== What to do ==
Return every line of the material below unchanged, character for character.

== Extracted entries ==
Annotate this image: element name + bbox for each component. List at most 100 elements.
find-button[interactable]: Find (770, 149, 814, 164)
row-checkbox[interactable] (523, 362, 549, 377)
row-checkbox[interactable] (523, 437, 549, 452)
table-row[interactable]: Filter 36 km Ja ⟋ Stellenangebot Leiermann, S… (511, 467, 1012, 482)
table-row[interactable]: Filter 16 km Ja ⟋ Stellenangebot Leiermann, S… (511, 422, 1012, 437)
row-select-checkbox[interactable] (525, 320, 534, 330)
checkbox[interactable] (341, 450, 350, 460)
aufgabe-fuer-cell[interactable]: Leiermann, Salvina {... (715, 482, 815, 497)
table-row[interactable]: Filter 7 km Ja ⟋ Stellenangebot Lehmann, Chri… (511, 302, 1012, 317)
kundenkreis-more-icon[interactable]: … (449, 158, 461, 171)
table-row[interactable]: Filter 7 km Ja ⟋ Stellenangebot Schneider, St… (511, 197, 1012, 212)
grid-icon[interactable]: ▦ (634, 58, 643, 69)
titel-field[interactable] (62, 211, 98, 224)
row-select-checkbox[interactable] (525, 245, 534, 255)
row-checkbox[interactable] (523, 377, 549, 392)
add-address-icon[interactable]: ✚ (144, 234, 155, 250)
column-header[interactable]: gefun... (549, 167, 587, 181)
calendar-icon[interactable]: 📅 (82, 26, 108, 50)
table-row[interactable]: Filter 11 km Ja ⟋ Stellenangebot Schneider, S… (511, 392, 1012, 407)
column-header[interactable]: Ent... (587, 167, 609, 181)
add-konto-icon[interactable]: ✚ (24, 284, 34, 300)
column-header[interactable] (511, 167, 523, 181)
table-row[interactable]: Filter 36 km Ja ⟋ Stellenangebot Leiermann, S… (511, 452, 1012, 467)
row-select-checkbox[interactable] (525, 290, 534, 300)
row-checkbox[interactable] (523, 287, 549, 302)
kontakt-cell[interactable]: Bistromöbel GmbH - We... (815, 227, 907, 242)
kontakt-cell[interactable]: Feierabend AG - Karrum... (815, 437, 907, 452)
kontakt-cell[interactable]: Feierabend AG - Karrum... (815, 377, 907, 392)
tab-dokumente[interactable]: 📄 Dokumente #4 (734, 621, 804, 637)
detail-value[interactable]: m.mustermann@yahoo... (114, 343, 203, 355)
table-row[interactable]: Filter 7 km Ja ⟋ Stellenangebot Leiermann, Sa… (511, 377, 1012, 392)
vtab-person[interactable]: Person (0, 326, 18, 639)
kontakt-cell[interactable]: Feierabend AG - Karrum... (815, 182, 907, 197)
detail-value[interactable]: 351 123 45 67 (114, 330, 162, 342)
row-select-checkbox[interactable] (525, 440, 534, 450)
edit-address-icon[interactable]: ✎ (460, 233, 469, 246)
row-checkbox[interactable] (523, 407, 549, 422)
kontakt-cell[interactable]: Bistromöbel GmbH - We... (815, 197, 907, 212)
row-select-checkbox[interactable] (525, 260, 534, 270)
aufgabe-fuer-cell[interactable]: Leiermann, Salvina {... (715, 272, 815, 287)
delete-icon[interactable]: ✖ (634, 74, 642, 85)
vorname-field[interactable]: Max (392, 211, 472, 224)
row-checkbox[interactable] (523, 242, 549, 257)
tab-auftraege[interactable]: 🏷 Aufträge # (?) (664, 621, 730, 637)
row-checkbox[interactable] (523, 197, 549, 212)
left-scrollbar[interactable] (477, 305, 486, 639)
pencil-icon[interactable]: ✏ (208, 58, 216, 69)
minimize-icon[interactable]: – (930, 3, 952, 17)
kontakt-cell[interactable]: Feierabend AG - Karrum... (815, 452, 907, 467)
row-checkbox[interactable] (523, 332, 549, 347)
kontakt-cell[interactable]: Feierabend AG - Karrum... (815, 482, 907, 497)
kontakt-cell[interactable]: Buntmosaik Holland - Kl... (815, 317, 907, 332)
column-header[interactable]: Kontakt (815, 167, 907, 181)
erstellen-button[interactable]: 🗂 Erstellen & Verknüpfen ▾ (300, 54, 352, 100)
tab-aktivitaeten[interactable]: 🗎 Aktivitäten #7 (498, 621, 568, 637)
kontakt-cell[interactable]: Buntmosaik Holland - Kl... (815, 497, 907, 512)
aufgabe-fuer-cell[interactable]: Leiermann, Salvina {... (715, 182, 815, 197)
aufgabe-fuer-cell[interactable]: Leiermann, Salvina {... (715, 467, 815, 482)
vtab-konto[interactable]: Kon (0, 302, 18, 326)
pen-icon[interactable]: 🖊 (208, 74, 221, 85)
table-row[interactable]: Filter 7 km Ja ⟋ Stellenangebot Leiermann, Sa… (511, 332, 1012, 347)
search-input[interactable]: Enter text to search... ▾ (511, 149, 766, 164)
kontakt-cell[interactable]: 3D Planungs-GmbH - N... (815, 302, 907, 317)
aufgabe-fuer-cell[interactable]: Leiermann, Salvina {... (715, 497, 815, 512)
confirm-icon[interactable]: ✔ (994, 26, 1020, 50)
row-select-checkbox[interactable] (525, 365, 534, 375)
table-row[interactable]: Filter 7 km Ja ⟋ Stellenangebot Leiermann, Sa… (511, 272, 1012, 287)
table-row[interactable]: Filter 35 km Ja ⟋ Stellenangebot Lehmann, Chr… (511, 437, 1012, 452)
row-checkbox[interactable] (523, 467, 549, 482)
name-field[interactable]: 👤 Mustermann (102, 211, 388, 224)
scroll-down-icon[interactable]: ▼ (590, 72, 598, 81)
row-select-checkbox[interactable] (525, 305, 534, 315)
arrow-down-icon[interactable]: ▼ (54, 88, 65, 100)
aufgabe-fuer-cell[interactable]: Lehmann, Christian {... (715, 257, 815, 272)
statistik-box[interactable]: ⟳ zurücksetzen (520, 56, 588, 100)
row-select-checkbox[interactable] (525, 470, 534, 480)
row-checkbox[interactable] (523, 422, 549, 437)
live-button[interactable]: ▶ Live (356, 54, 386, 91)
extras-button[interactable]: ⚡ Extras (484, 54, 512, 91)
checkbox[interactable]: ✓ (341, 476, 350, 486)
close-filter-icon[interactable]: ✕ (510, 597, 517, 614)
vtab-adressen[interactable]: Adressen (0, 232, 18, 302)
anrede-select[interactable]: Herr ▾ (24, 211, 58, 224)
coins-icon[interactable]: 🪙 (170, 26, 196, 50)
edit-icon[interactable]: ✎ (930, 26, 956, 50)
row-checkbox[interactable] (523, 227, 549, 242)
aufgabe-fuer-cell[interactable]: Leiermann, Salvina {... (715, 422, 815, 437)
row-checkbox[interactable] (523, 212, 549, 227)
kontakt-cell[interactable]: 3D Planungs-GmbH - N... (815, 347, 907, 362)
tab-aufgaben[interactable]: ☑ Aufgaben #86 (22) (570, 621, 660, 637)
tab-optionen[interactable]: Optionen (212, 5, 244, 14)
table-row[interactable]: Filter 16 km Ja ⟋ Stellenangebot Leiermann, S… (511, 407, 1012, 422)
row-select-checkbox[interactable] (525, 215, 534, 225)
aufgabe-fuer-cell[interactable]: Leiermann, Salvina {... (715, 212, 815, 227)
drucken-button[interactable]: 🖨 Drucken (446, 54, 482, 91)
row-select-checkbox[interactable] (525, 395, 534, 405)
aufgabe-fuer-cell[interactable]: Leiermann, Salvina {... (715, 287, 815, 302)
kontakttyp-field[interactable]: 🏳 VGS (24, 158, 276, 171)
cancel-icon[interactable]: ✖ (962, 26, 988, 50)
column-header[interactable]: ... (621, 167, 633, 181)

== Finished answer ==
Annotate this image: element name + bbox for each component. List at most 100 elements.
find-button[interactable]: Find (770, 149, 814, 164)
row-checkbox[interactable] (523, 362, 549, 377)
row-checkbox[interactable] (523, 437, 549, 452)
table-row[interactable]: Filter 36 km Ja ⟋ Stellenangebot Leiermann, S… (511, 467, 1012, 482)
table-row[interactable]: Filter 16 km Ja ⟋ Stellenangebot Leiermann, S… (511, 422, 1012, 437)
row-select-checkbox[interactable] (525, 320, 534, 330)
checkbox[interactable] (341, 450, 350, 460)
aufgabe-fuer-cell[interactable]: Leiermann, Salvina {... (715, 482, 815, 497)
table-row[interactable]: Filter 7 km Ja ⟋ Stellenangebot Lehmann, Chri… (511, 302, 1012, 317)
kundenkreis-more-icon[interactable]: … (449, 158, 461, 171)
table-row[interactable]: Filter 7 km Ja ⟋ Stellenangebot Schneider, St… (511, 197, 1012, 212)
grid-icon[interactable]: ▦ (634, 58, 643, 69)
titel-field[interactable] (62, 211, 98, 224)
row-select-checkbox[interactable] (525, 245, 534, 255)
row-checkbox[interactable] (523, 377, 549, 392)
add-address-icon[interactable]: ✚ (144, 234, 155, 250)
column-header[interactable]: gefun... (549, 167, 587, 181)
calendar-icon[interactable]: 📅 (82, 26, 108, 50)
table-row[interactable]: Filter 11 km Ja ⟋ Stellenangebot Schneider, S… (511, 392, 1012, 407)
column-header[interactable]: Ent... (587, 167, 609, 181)
add-konto-icon[interactable]: ✚ (24, 284, 34, 300)
column-header[interactable] (511, 167, 523, 181)
table-row[interactable]: Filter 36 km Ja ⟋ Stellenangebot Leiermann, S… (511, 452, 1012, 467)
row-select-checkbox[interactable] (525, 290, 534, 300)
row-checkbox[interactable] (523, 287, 549, 302)
kontakt-cell[interactable]: Bistromöbel GmbH - We... (815, 227, 907, 242)
kontakt-cell[interactable]: Feierabend AG - Karrum... (815, 437, 907, 452)
kontakt-cell[interactable]: Feierabend AG - Karrum... (815, 377, 907, 392)
tab-dokumente[interactable]: 📄 Dokumente #4 (734, 621, 804, 637)
detail-value[interactable]: m.mustermann@yahoo... (114, 343, 203, 355)
table-row[interactable]: Filter 7 km Ja ⟋ Stellenangebot Leiermann, Sa… (511, 377, 1012, 392)
vtab-person[interactable]: Person (0, 326, 18, 639)
kontakt-cell[interactable]: Feierabend AG - Karrum... (815, 182, 907, 197)
detail-value[interactable]: 351 123 45 67 (114, 330, 162, 342)
row-select-checkbox[interactable] (525, 440, 534, 450)
edit-address-icon[interactable]: ✎ (460, 233, 469, 246)
row-checkbox[interactable] (523, 407, 549, 422)
kontakt-cell[interactable]: Bistromöbel GmbH - We... (815, 197, 907, 212)
row-select-checkbox[interactable] (525, 260, 534, 270)
aufgabe-fuer-cell[interactable]: Leiermann, Salvina {... (715, 272, 815, 287)
delete-icon[interactable]: ✖ (634, 74, 642, 85)
vorname-field[interactable]: Max (392, 211, 472, 224)
row-checkbox[interactable] (523, 242, 549, 257)
tab-auftraege[interactable]: 🏷 Aufträge # (?) (664, 621, 730, 637)
row-checkbox[interactable] (523, 197, 549, 212)
left-scrollbar[interactable] (477, 305, 486, 639)
pencil-icon[interactable]: ✏ (208, 58, 216, 69)
minimize-icon[interactable]: – (930, 3, 952, 17)
kontakt-cell[interactable]: Feierabend AG - Karrum... (815, 452, 907, 467)
row-checkbox[interactable] (523, 332, 549, 347)
kontakt-cell[interactable]: Feierabend AG - Karrum... (815, 482, 907, 497)
kontakt-cell[interactable]: Buntmosaik Holland - Kl... (815, 317, 907, 332)
column-header[interactable]: Kontakt (815, 167, 907, 181)
erstellen-button[interactable]: 🗂 Erstellen & Verknüpfen ▾ (300, 54, 352, 100)
tab-aktivitaeten[interactable]: 🗎 Aktivitäten #7 (498, 621, 568, 637)
kontakt-cell[interactable]: Buntmosaik Holland - Kl... (815, 497, 907, 512)
aufgabe-fuer-cell[interactable]: Leiermann, Salvina {... (715, 182, 815, 197)
aufgabe-fuer-cell[interactable]: Leiermann, Salvina {... (715, 467, 815, 482)
vtab-konto[interactable]: Kon (0, 302, 18, 326)
pen-icon[interactable]: 🖊 (208, 74, 221, 85)
table-row[interactable]: Filter 7 km Ja ⟋ Stellenangebot Leiermann, Sa… (511, 332, 1012, 347)
search-input[interactable]: Enter text to search... ▾ (511, 149, 766, 164)
kontakt-cell[interactable]: 3D Planungs-GmbH - N... (815, 302, 907, 317)
aufgabe-fuer-cell[interactable]: Leiermann, Salvina {... (715, 497, 815, 512)
confirm-icon[interactable]: ✔ (994, 26, 1020, 50)
row-select-checkbox[interactable] (525, 365, 534, 375)
table-row[interactable]: Filter 7 km Ja ⟋ Stellenangebot Leiermann, Sa… (511, 272, 1012, 287)
table-row[interactable]: Filter 35 km Ja ⟋ Stellenangebot Lehmann, Chr… (511, 437, 1012, 452)
row-checkbox[interactable] (523, 467, 549, 482)
name-field[interactable]: 👤 Mustermann (102, 211, 388, 224)
scroll-down-icon[interactable]: ▼ (590, 72, 598, 81)
row-select-checkbox[interactable] (525, 305, 534, 315)
arrow-down-icon[interactable]: ▼ (54, 88, 65, 100)
aufgabe-fuer-cell[interactable]: Lehmann, Christian {... (715, 257, 815, 272)
statistik-box[interactable]: ⟳ zurücksetzen (520, 56, 588, 100)
row-select-checkbox[interactable] (525, 470, 534, 480)
row-checkbox[interactable] (523, 422, 549, 437)
live-button[interactable]: ▶ Live (356, 54, 386, 91)
extras-button[interactable]: ⚡ Extras (484, 54, 512, 91)
checkbox[interactable]: ✓ (341, 476, 350, 486)
close-filter-icon[interactable]: ✕ (510, 597, 517, 614)
vtab-adressen[interactable]: Adressen (0, 232, 18, 302)
anrede-select[interactable]: Herr ▾ (24, 211, 58, 224)
coins-icon[interactable]: 🪙 (170, 26, 196, 50)
edit-icon[interactable]: ✎ (930, 26, 956, 50)
row-checkbox[interactable] (523, 227, 549, 242)
aufgabe-fuer-cell[interactable]: Leiermann, Salvina {... (715, 422, 815, 437)
row-checkbox[interactable] (523, 212, 549, 227)
kontakt-cell[interactable]: 3D Planungs-GmbH - N... (815, 347, 907, 362)
tab-aufgaben[interactable]: ☑ Aufgaben #86 (22) (570, 621, 660, 637)
tab-optionen[interactable]: Optionen (212, 5, 244, 14)
table-row[interactable]: Filter 16 km Ja ⟋ Stellenangebot Leiermann, S… (511, 407, 1012, 422)
row-select-checkbox[interactable] (525, 215, 534, 225)
aufgabe-fuer-cell[interactable]: Leiermann, Salvina {... (715, 212, 815, 227)
drucken-button[interactable]: 🖨 Drucken (446, 54, 482, 91)
row-select-checkbox[interactable] (525, 395, 534, 405)
aufgabe-fuer-cell[interactable]: Leiermann, Salvina {... (715, 287, 815, 302)
kontakttyp-field[interactable]: 🏳 VGS (24, 158, 276, 171)
cancel-icon[interactable]: ✖ (962, 26, 988, 50)
column-header[interactable]: ... (621, 167, 633, 181)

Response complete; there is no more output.